**What you have to do:**
Write out every record below exactly as it appears.

**The data:**
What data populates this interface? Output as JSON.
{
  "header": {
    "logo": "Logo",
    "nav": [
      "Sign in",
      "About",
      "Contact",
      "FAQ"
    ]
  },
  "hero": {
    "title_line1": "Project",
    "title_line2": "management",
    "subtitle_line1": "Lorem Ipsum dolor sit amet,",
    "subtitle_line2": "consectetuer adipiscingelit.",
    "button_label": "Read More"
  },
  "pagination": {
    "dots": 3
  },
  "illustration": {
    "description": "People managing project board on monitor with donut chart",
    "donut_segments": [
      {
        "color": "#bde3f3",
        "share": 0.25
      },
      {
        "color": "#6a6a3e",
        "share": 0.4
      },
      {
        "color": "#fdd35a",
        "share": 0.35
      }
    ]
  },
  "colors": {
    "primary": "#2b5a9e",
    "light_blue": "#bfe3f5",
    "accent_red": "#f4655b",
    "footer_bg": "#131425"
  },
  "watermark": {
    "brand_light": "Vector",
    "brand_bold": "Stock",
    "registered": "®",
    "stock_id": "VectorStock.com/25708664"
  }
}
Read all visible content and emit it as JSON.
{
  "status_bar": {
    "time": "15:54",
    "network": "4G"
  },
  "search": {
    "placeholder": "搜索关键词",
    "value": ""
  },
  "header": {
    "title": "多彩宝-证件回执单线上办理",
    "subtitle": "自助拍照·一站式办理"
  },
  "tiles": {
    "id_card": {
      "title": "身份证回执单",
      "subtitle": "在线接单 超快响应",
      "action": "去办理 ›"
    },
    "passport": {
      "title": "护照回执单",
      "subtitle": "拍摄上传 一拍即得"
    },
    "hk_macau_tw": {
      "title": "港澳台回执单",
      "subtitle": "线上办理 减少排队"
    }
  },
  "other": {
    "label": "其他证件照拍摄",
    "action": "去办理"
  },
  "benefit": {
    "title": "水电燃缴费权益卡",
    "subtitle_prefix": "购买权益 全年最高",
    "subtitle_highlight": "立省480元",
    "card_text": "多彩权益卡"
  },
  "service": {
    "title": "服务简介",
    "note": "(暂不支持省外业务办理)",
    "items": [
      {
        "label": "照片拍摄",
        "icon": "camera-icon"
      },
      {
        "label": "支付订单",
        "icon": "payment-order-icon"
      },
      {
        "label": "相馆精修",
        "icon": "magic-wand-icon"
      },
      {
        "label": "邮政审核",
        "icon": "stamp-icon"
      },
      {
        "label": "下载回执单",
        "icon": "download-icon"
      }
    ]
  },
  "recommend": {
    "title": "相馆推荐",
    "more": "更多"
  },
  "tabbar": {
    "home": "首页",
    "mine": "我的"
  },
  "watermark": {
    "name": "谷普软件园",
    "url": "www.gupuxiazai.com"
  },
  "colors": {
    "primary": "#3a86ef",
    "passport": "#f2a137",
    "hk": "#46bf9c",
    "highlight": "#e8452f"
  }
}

**Written answer:**
What data populates this interface? Output as JSON.
{
  "header": {
    "logo": "Logo",
    "nav": [
      "Sign in",
      "About",
      "Contact",
      "FAQ"
    ]
  },
  "hero": {
    "title_line1": "Project",
    "title_line2": "management",
    "subtitle_line1": "Lorem Ipsum dolor sit amet,",
    "subtitle_line2": "consectetuer adipiscingelit.",
    "button_label": "Read More"
  },
  "pagination": {
    "dots": 3
  },
  "illustration": {
    "description": "People managing project board on monitor with donut chart",
    "donut_segments": [
      {
        "color": "#bde3f3",
        "share": 0.25
      },
      {
        "color": "#6a6a3e",
        "share": 0.4
      },
      {
        "color": "#fdd35a",
        "share": 0.35
      }
    ]
  },
  "colors": {
    "primary": "#2b5a9e",
    "light_blue": "#bfe3f5",
    "accent_red": "#f4655b",
    "footer_bg": "#131425"
  },
  "watermark": {
    "brand_light": "Vector",
    "brand_bold": "Stock",
    "registered": "®",
    "stock_id": "VectorStock.com/25708664"
  }
}
Read all visible content and emit it as JSON.
{
  "status_bar": {
    "time": "15:54",
    "network": "4G"
  },
  "search": {
    "placeholder": "搜索关键词",
    "value": ""
  },
  "header": {
    "title": "多彩宝-证件回执单线上办理",
    "subtitle": "自助拍照·一站式办理"
  },
  "tiles": {
    "id_card": {
      "title": "身份证回执单",
      "subtitle": "在线接单 超快响应",
      "action": "去办理 ›"
    },
    "passport": {
      "title": "护照回执单",
      "subtitle": "拍摄上传 一拍即得"
    },
    "hk_macau_tw": {
      "title": "港澳台回执单",
      "subtitle": "线上办理 减少排队"
    }
  },
  "other": {
    "label": "其他证件照拍摄",
    "action": "去办理"
  },
  "benefit": {
    "title": "水电燃缴费权益卡",
    "subtitle_prefix": "购买权益 全年最高",
    "subtitle_highlight": "立省480元",
    "card_text": "多彩权益卡"
  },
  "service": {
    "title": "服务简介",
    "note": "(暂不支持省外业务办理)",
    "items": [
      {
        "label": "照片拍摄",
        "icon": "camera-icon"
      },
      {
        "label": "支付订单",
        "icon": "payment-order-icon"
      },
      {
        "label": "相馆精修",
        "icon": "magic-wand-icon"
      },
      {
        "label": "邮政审核",
        "icon": "stamp-icon"
      },
      {
        "label": "下载回执单",
        "icon": "download-icon"
      }
    ]
  },
  "recommend": {
    "title": "相馆推荐",
    "more": "更多"
  },
  "tabbar": {
    "home": "首页",
    "mine": "我的"
  },
  "watermark": {
    "name": "谷普软件园",
    "url": "www.gupuxiazai.com"
  },
  "colors": {
    "primary": "#3a86ef",
    "passport": "#f2a137",
    "hk": "#46bf9c",
    "highlight": "#e8452f"
  }
}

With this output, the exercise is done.